Pull every line that holds the word "Internet" from the entries.
= = = = = = =
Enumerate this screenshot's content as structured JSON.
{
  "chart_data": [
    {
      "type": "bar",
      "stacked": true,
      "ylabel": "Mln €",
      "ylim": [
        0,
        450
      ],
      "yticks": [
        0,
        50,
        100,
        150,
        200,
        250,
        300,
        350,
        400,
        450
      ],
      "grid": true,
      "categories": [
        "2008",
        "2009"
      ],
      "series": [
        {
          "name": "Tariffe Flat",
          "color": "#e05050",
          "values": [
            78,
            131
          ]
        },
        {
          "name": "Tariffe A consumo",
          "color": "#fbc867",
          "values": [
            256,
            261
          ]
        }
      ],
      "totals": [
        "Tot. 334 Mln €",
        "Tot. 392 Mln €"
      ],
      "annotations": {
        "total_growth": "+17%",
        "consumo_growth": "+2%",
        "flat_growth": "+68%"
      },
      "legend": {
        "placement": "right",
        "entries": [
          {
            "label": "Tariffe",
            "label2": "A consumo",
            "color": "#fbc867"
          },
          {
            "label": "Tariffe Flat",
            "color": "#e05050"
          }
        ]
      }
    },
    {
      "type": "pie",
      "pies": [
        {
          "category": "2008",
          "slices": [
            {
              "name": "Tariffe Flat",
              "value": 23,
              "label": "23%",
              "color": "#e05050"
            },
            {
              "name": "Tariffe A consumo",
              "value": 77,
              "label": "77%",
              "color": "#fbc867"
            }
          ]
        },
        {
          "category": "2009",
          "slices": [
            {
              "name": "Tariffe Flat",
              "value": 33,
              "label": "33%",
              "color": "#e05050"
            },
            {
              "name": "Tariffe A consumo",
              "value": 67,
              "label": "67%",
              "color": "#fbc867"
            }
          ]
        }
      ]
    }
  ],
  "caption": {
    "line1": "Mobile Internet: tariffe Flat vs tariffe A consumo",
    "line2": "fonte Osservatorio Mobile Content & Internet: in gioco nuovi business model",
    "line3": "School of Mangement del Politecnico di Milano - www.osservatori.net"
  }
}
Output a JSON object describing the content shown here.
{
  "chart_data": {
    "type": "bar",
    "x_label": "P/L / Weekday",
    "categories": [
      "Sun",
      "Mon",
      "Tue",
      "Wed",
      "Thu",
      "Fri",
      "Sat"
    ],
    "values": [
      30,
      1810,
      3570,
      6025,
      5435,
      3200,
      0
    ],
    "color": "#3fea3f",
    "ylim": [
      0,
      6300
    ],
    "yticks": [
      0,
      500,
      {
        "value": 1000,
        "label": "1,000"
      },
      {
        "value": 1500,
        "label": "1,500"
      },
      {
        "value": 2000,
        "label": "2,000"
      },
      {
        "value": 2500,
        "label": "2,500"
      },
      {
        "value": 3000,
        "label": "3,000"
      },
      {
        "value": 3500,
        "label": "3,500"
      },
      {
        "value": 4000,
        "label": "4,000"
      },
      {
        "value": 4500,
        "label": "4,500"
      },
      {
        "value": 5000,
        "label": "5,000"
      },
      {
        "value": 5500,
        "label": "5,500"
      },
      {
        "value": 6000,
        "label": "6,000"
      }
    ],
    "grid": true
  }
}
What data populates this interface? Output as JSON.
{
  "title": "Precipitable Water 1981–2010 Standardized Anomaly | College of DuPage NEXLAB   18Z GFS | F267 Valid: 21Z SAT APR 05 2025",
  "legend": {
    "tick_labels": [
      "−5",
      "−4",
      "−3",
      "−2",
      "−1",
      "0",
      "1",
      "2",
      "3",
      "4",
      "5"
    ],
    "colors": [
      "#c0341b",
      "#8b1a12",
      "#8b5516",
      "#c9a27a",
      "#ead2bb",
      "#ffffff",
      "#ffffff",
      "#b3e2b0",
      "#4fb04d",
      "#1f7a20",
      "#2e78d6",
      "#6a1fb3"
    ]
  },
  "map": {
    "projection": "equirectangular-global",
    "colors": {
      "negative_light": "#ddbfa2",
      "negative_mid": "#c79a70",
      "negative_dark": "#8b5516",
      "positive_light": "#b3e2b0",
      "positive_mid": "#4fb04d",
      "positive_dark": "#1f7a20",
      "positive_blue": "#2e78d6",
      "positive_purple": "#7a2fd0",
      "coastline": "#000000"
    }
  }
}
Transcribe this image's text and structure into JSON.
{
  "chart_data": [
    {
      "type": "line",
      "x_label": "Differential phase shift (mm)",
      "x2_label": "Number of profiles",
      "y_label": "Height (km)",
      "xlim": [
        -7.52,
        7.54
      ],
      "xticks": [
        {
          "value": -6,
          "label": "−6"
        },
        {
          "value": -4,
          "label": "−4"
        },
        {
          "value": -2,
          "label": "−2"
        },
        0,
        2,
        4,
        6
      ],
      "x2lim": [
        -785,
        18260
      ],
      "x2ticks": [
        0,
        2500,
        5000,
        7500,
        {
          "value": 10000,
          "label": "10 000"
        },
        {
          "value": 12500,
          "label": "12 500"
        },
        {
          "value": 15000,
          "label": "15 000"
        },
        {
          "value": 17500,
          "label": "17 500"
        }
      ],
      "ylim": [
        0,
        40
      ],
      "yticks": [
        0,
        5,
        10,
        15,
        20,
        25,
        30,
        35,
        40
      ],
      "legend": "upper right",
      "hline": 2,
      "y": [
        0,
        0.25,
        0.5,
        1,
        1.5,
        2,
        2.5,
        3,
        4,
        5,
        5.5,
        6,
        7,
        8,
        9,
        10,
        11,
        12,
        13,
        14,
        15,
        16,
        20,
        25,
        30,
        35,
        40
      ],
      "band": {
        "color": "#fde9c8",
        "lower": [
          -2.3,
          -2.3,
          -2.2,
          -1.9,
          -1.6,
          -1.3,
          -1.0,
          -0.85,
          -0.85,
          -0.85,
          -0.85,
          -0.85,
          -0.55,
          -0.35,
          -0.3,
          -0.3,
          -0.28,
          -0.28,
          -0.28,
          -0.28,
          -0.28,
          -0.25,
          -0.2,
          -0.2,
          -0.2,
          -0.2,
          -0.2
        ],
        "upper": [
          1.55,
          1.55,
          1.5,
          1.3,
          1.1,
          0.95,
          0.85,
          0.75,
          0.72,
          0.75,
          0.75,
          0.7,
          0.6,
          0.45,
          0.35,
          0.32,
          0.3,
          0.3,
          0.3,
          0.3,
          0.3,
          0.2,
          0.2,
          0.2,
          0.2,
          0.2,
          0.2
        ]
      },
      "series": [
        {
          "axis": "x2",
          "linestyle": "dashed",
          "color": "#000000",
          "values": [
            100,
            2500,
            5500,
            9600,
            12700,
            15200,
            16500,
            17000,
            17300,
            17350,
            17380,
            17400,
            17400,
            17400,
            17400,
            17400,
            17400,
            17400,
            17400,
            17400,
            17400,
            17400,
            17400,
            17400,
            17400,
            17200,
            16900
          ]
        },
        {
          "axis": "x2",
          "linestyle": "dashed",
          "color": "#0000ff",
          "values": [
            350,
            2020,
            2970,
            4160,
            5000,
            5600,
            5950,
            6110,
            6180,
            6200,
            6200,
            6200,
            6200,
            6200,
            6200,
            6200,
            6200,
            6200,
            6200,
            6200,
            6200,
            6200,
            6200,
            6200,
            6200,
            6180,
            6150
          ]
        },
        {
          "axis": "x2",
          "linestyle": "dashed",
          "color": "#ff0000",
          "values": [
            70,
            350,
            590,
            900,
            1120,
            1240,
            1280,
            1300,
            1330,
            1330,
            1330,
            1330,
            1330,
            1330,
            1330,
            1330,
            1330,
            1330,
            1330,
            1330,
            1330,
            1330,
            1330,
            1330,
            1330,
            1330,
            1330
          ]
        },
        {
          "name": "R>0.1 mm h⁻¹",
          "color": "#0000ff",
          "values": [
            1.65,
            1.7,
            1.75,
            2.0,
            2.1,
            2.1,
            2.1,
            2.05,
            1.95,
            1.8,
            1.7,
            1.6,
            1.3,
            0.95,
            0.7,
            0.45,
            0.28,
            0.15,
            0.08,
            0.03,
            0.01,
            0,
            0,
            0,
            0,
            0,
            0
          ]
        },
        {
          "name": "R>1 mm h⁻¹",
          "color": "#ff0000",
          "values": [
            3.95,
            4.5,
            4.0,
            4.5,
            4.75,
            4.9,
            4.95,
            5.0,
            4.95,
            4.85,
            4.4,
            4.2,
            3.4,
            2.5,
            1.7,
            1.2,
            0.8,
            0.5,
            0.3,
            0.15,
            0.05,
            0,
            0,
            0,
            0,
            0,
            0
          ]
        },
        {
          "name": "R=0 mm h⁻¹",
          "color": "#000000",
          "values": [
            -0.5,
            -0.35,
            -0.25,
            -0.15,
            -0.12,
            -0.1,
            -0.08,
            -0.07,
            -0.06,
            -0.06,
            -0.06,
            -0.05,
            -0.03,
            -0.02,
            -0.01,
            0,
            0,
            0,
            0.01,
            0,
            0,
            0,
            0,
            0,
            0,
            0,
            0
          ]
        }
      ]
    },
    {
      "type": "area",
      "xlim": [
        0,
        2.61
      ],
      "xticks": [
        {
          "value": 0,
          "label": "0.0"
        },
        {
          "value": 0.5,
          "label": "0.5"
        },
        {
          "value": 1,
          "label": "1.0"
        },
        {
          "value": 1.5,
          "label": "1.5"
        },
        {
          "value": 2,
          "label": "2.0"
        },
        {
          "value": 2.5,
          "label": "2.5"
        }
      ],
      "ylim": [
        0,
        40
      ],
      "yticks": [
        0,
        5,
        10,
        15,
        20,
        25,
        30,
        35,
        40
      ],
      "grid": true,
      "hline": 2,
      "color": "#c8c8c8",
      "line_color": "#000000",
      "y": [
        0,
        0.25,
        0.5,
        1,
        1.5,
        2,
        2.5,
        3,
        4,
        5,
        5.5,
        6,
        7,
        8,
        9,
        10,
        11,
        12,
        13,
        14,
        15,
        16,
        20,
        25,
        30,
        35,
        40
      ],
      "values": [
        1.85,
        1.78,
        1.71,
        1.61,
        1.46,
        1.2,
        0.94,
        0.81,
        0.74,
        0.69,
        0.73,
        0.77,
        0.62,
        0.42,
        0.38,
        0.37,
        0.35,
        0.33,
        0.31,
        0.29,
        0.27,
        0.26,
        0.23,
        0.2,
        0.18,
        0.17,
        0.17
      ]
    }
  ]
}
= = = = = = =
THE OUTPUT —
    "line1": "Mobile Internet: tariffe Flat vs tariffe A consumo",
    "line2": "fonte Osservatorio Mobile Content & Internet: in gioco nuovi business model",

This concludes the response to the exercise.